ULP Membandel, Karena Dianak-emaskan Penguasa

Jumat, 04 September 2015

BENGKALIS-riautribune: Sikap membandel dan arogansi yang ditunjukkan personil Unit Layanan Pengadaan (ULP) Bengkalis terhadap DPRD Bengkalis, dinilai pemerhati di Bengkalis disebabkan perilaku penguasa selama ini yang terkesan menganak-emaskan ULP. Diduga kuat ULP menjadi tempat mengumpulkan duit, lewat “setoran” yang dipungut dari rekanan pemenang lelang.

Hal ini diutarakan Wan Sabri pemerhati pembangunan dan pemerintahan, bahwa sejak dahulu sudah bukan rahasia lagi kalau proses pelelangan proyek di Bengkalis sarat dengan permainan. Yang di maksud dengan permainan tersebut adalah, pemenang proyek wajib menyetor sejumlah uang kepada panitia lelang dalam hal ini personil ULP, baik ketika lelang masih manual maupun sekarang dengan sistem elektronik.

▶ **Perintah 1**
Nama diri apa saja yang muncul dalam teks bacaan, baik nama orang, lembaga, media, maupun daerah?
▶ **Perintah 2**
Jawablah pertanyaan berikut berdasarkan teks bacaan.
(a) Pada hari dan tanggal berapa berita ini terbit?
(b) Apa yang diduga kuat tentang ULP?
(c) Menurut Wan Sabri, kepada siapa pemenang proyek wajib menyetor sejumlah uang?

▶ **Data yang Ditampilkan**
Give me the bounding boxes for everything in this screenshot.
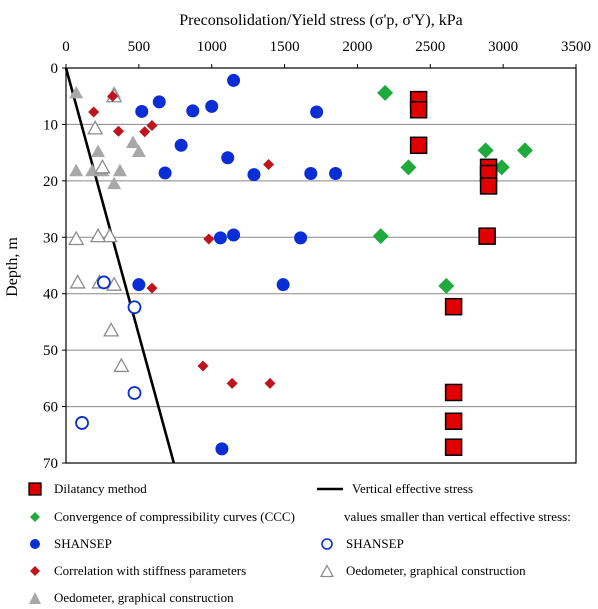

▶ **Jawaban Lengkap 1**
- Bengkalis
- riautribune
- Unit Layanan Pengadaan (ULP) Bengkalis
- DPRD Bengkalis
- Wan Sabri

▶ **Jawaban Lengkap 2**
(a) Jumat, 04 September 2015.
(b) ULP diduga kuat menjadi tempat mengumpulkan duit lewat "setoran" yang dipungut dari rekanan pemenang lelang.
(c) Kepada panitia lelang, dalam hal ini personil ULP.